- Short exercise -
Scan the data for lines with "Richtschnur" and report the count by itself.

(Saved data entries)
* * * * * * * * *
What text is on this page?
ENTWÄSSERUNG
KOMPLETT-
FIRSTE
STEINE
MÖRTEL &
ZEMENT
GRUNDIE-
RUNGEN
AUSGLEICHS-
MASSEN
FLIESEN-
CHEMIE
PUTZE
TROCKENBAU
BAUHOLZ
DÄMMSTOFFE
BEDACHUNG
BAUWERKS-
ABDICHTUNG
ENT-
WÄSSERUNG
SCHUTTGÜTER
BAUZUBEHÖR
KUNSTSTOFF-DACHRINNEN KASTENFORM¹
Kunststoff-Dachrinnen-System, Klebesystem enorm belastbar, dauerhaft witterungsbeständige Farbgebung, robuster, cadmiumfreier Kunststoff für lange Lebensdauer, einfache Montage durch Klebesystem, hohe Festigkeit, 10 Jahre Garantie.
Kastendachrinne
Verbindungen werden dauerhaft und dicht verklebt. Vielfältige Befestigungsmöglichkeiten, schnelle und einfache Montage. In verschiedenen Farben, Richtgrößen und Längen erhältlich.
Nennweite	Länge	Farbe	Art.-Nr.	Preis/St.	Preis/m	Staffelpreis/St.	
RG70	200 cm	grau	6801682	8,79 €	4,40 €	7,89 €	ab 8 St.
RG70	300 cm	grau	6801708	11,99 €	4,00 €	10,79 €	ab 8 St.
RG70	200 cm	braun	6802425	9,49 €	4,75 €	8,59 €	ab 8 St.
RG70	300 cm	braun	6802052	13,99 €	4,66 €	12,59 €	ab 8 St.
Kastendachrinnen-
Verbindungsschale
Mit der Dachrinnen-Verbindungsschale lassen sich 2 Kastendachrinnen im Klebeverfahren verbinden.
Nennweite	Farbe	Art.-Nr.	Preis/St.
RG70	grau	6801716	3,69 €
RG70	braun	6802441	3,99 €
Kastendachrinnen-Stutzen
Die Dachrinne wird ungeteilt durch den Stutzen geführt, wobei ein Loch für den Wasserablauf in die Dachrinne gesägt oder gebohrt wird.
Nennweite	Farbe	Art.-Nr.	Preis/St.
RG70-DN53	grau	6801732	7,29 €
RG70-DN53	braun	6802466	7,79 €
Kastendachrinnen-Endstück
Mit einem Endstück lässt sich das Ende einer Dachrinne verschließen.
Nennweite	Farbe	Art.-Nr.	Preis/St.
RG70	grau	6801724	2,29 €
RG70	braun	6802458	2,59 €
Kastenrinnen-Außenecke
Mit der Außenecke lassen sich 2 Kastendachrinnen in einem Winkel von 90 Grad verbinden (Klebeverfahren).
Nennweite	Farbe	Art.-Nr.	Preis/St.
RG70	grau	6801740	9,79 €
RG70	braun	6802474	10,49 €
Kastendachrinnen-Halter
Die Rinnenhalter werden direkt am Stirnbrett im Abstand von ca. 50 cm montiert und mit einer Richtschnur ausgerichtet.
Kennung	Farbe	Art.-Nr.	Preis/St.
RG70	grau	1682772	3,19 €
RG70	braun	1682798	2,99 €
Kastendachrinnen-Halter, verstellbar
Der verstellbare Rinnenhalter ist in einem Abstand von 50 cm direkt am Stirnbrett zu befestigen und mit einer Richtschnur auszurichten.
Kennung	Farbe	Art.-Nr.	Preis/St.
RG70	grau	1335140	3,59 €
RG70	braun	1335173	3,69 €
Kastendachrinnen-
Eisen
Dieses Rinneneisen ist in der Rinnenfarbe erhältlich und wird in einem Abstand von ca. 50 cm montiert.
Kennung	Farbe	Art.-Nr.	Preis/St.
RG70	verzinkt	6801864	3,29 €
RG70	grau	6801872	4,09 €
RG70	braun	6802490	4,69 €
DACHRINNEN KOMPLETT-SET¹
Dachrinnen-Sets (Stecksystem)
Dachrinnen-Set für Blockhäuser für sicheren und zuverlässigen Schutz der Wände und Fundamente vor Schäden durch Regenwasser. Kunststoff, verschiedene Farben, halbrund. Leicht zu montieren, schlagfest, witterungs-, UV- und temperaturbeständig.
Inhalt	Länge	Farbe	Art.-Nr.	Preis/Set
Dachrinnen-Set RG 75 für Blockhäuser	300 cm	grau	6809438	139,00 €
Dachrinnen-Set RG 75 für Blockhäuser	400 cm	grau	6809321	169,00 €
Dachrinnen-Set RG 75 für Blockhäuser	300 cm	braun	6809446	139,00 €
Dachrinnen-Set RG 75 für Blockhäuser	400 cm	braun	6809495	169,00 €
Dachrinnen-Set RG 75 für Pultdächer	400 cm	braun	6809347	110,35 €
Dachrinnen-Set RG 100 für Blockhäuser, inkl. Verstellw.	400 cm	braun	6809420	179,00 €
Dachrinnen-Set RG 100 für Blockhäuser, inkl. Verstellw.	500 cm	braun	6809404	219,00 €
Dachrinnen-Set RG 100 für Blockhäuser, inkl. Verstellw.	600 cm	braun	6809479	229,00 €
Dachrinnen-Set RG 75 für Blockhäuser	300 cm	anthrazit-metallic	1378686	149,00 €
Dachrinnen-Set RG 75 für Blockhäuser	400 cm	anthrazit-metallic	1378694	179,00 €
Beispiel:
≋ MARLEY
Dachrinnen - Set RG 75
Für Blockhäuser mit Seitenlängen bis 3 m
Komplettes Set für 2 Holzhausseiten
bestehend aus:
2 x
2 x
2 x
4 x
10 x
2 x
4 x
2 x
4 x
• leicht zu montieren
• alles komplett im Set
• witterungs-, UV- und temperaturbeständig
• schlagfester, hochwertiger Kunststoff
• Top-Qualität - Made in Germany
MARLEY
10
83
* * * * * * * * *
- Final result -
2